→ **THE EXERCISE**
Every line that holds "ترجمته" should be shown.

→ **DATA SHOWN**
····················

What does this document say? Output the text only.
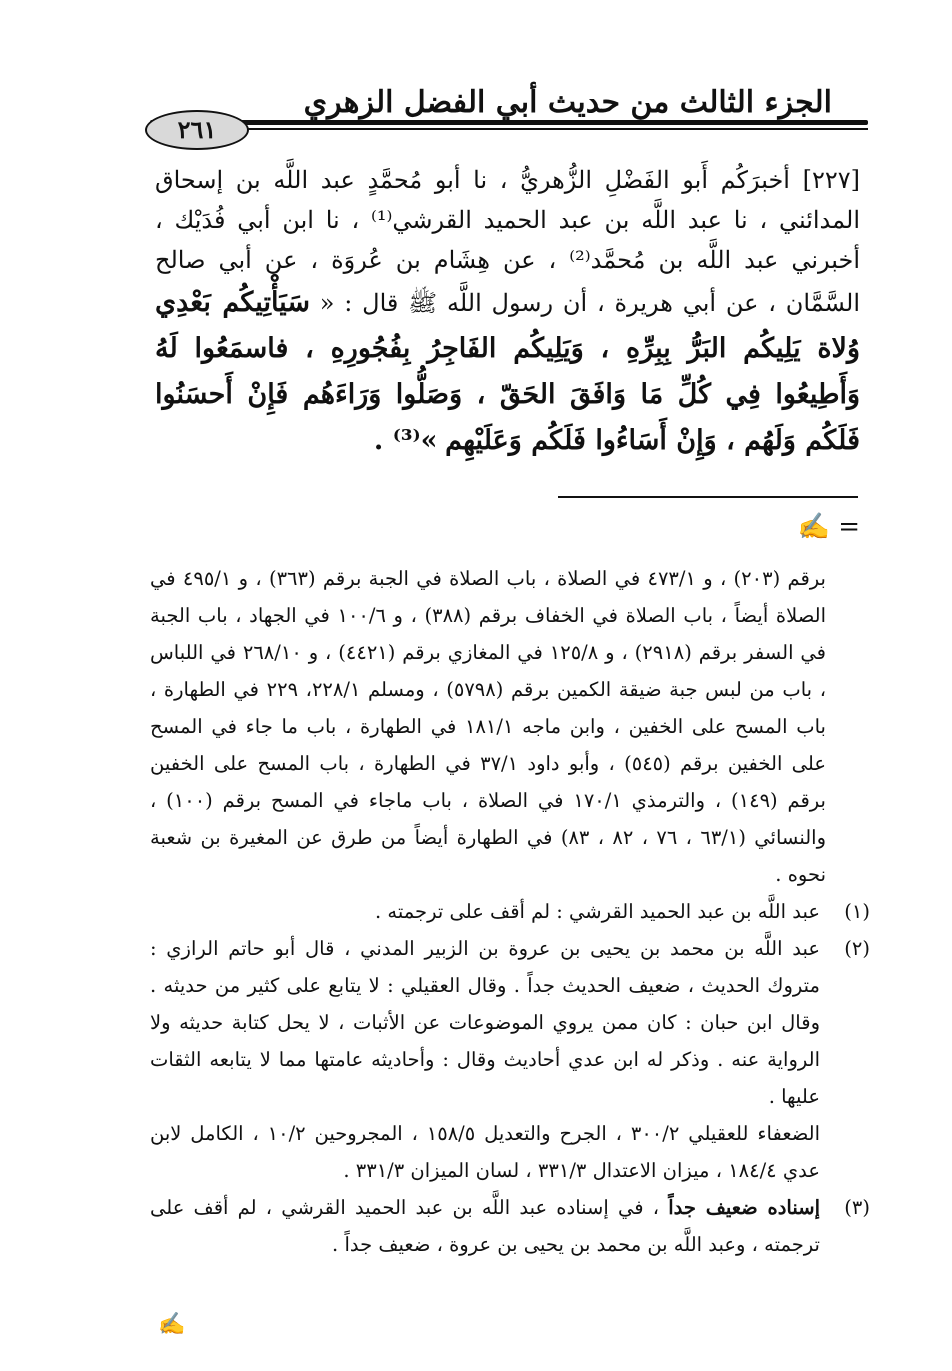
الجزء الثالث من حديث أبي الفضل الزهري
٢٦١
[٢٢٧] أخبرَكُم أَبو الفَضْلِ الزُّهريُّ ، نا أبو مُحمَّدٍ عبد اللَّه بن إسحاق المدائني ، نا عبد اللَّه بن عبد الحميد القرشي⁽¹⁾ ، نا ابن أبي فُدَيْك ، أخبرني عبد اللَّه بن مُحمَّد⁽²⁾ ، عن هِشَام بن عُروَة ، عن أبي صالح السَّمَّان ، عن أبي هريرة ، أن رسول اللَّه ﷺ قال : « سَيَأْتِيكُم بَعْدِي وُلاة يَلِيكُم البَرُّ بِبِرِّهِ ، وَيَلِيكُم الفَاجِرُ بِفُجُورِهِ ، فاسمَعُوا لَهُ وَأَطِيعُوا فِي كُلِّ مَا وَافَقَ الحَقّ ، وَصَلُّوا وَرَاءَهُم فَإِنْ أَحسَنُوا فَلَكُم وَلَهُم ، وَإِنْ أَسَاءُوا فَلَكُم وَعَلَيْهِم »⁽³⁾ .
= ✍

برقم (٢٠٣) ، و ٤٧٣/١ في الصلاة ، باب الصلاة في الجبة برقم (٣٦٣) ، و ٤٩٥/١ في الصلاة أيضاً ، باب الصلاة في الخفاف برقم (٣٨٨) ، و ١٠٠/٦ في الجهاد ، باب الجبة في السفر برقم (٢٩١٨) ، و ١٢٥/٨ في المغازي برقم (٤٤٢١) ، و ٢٦٨/١٠ في اللباس ، باب من لبس جبة ضيقة الكمين برقم (٥٧٩٨) ، ومسلم ٢٢٨/١، ٢٢٩ في الطهارة ، باب المسح على الخفين ، وابن ماجه ١٨١/١ في الطهارة ، باب ما جاء في المسح على الخفين برقم (٥٤٥) ، وأبو داود ٣٧/١ في الطهارة ، باب المسح على الخفين برقم (١٤٩) ، والترمذي ١٧٠/١ في الصلاة ، باب ماجاء في المسح برقم (١٠٠) ، والنسائي (٦٣/١ ، ٧٦ ، ٨٢ ، ٨٣) في الطهارة أيضاً من طرق عن المغيرة بن شعبة نحوه .

(١)
عبد اللَّه بن عبد الحميد القرشي : لم أقف على ترجمته .

(٢)
عبد اللَّه بن محمد بن يحيى بن عروة بن الزبير المدني ، قال أبو حاتم الرازي : متروك الحديث ، ضعيف الحديث جداً . وقال العقيلي : لا يتابع على كثير من حديثه . وقال ابن حبان : كان ممن يروي الموضوعات عن الأثبات ، لا يحل كتابة حديثه ولا الرواية عنه . وذكر له ابن عدي أحاديث وقال : وأحاديثه عامتها مما لا يتابعه الثقات عليها .

الضعفاء للعقيلي ٣٠٠/٢ ، الجرح والتعديل ١٥٨/٥ ، المجروحين ١٠/٢ ، الكامل لابن عدي ١٨٤/٤ ، ميزان الاعتدال ٣٣١/٣ ، لسان الميزان ٣٣١/٣ .

(٣)
إسناده ضعيف جداً ، في إسناده عبد اللَّه بن عبد الحميد القرشي ، لم أقف على ترجمته ، وعبد اللَّه بن محمد بن يحيى بن عروة ، ضعيف جداً .

✍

····················

→ **FULL OUTPUT**
عبد اللَّه بن عبد الحميد القرشي : لم أقف على ترجمته .
إسناده ضعيف جداً ، في إسناده عبد اللَّه بن عبد الحميد القرشي ، لم أقف على ترجمته ، وعبد اللَّه بن محمد بن يحيى بن عروة ، ضعيف جداً .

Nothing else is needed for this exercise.